What is expected
Could you write out the entries below again, substituting "lowered-text" for every "subscript" and leaving everything else unchanged?

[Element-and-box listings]
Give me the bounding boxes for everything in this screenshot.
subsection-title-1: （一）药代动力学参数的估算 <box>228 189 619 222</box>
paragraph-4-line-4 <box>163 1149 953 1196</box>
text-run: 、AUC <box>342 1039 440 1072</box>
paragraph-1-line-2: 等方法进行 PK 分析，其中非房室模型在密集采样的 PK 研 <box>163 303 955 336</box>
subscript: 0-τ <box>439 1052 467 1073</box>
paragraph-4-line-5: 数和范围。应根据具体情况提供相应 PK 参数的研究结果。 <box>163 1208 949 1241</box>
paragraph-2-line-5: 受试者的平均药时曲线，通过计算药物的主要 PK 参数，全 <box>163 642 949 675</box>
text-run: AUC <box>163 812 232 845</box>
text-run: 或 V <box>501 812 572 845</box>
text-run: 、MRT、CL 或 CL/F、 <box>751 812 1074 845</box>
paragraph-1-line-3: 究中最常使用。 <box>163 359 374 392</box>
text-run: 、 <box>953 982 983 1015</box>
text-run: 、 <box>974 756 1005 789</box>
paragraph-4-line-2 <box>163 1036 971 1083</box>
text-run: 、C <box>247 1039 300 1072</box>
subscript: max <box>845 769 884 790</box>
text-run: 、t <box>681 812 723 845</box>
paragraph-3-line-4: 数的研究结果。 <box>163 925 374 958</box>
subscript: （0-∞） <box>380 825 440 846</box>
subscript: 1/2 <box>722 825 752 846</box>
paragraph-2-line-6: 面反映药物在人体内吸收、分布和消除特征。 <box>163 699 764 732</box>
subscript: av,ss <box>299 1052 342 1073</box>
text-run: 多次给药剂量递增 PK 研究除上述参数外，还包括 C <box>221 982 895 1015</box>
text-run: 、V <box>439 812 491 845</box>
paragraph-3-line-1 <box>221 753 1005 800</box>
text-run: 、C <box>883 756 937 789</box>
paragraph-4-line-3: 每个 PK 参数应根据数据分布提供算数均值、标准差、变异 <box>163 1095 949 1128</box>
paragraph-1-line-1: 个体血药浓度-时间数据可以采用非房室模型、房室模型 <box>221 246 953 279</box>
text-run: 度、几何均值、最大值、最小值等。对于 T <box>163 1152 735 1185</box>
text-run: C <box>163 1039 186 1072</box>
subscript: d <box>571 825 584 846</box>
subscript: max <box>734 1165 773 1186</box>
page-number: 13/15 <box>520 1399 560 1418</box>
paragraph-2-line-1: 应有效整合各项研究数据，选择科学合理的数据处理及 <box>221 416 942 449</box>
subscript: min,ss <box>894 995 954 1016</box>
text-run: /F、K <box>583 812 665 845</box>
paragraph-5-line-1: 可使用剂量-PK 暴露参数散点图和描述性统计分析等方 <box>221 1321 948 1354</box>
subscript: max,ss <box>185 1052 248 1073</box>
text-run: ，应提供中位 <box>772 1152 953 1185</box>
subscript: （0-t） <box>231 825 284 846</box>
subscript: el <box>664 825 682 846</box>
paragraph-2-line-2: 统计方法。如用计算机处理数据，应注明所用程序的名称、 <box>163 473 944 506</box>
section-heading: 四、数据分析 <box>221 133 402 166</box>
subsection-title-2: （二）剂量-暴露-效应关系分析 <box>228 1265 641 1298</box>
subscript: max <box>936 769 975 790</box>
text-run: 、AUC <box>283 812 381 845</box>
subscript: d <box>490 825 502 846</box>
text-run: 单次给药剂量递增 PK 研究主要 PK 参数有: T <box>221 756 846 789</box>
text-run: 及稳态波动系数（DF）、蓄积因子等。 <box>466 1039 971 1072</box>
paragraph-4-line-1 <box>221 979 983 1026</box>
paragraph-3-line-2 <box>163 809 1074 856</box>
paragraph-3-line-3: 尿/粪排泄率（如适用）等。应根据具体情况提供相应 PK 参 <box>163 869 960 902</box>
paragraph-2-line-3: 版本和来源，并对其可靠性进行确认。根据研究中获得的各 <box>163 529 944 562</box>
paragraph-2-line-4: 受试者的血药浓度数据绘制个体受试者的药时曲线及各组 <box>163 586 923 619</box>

Correct result
Give me the bounding boxes for everything in this screenshot.
subsection-title-1: （一）药代动力学参数的估算 <box>228 189 619 222</box>
paragraph-4-line-4 <box>163 1149 953 1196</box>
text-run: 、AUC <box>342 1039 440 1072</box>
paragraph-1-line-2: 等方法进行 PK 分析，其中非房室模型在密集采样的 PK 研 <box>163 303 955 336</box>
lowered-text: 0-τ <box>439 1052 467 1073</box>
paragraph-4-line-5: 数和范围。应根据具体情况提供相应 PK 参数的研究结果。 <box>163 1208 949 1241</box>
paragraph-2-line-5: 受试者的平均药时曲线，通过计算药物的主要 PK 参数，全 <box>163 642 949 675</box>
text-run: AUC <box>163 812 232 845</box>
text-run: 或 V <box>501 812 572 845</box>
text-run: 、MRT、CL 或 CL/F、 <box>751 812 1074 845</box>
paragraph-1-line-3: 究中最常使用。 <box>163 359 374 392</box>
text-run: 、 <box>953 982 983 1015</box>
text-run: 、 <box>974 756 1005 789</box>
paragraph-4-line-2 <box>163 1036 971 1083</box>
text-run: 、C <box>247 1039 300 1072</box>
lowered-text: max <box>845 769 884 790</box>
text-run: 、t <box>681 812 723 845</box>
paragraph-3-line-4: 数的研究结果。 <box>163 925 374 958</box>
lowered-text: （0-∞） <box>380 825 440 846</box>
lowered-text: 1/2 <box>722 825 752 846</box>
paragraph-2-line-6: 面反映药物在人体内吸收、分布和消除特征。 <box>163 699 764 732</box>
lowered-text: av,ss <box>299 1052 342 1073</box>
text-run: 多次给药剂量递增 PK 研究除上述参数外，还包括 C <box>221 982 895 1015</box>
text-run: 、V <box>439 812 491 845</box>
paragraph-3-line-1 <box>221 753 1005 800</box>
text-run: 、C <box>883 756 937 789</box>
paragraph-4-line-3: 每个 PK 参数应根据数据分布提供算数均值、标准差、变异 <box>163 1095 949 1128</box>
paragraph-1-line-1: 个体血药浓度-时间数据可以采用非房室模型、房室模型 <box>221 246 953 279</box>
text-run: 度、几何均值、最大值、最小值等。对于 T <box>163 1152 735 1185</box>
text-run: C <box>163 1039 186 1072</box>
lowered-text: d <box>571 825 584 846</box>
lowered-text: max <box>734 1165 773 1186</box>
page-number: 13/15 <box>520 1399 560 1418</box>
paragraph-2-line-1: 应有效整合各项研究数据，选择科学合理的数据处理及 <box>221 416 942 449</box>
lowered-text: min,ss <box>894 995 954 1016</box>
text-run: /F、K <box>583 812 665 845</box>
paragraph-5-line-1: 可使用剂量-PK 暴露参数散点图和描述性统计分析等方 <box>221 1321 948 1354</box>
lowered-text: max,ss <box>185 1052 248 1073</box>
text-run: ，应提供中位 <box>772 1152 953 1185</box>
lowered-text: （0-t） <box>231 825 284 846</box>
lowered-text: el <box>664 825 682 846</box>
paragraph-2-line-2: 统计方法。如用计算机处理数据，应注明所用程序的名称、 <box>163 473 944 506</box>
section-heading: 四、数据分析 <box>221 133 402 166</box>
subsection-title-2: （二）剂量-暴露-效应关系分析 <box>228 1265 641 1298</box>
lowered-text: max <box>936 769 975 790</box>
text-run: 、AUC <box>283 812 381 845</box>
lowered-text: d <box>490 825 502 846</box>
text-run: 单次给药剂量递增 PK 研究主要 PK 参数有: T <box>221 756 846 789</box>
text-run: 及稳态波动系数（DF）、蓄积因子等。 <box>466 1039 971 1072</box>
paragraph-4-line-1 <box>221 979 983 1026</box>
paragraph-3-line-2 <box>163 809 1074 856</box>
paragraph-3-line-3: 尿/粪排泄率（如适用）等。应根据具体情况提供相应 PK 参 <box>163 869 960 902</box>
paragraph-2-line-3: 版本和来源，并对其可靠性进行确认。根据研究中获得的各 <box>163 529 944 562</box>
paragraph-2-line-4: 受试者的血药浓度数据绘制个体受试者的药时曲线及各组 <box>163 586 923 619</box>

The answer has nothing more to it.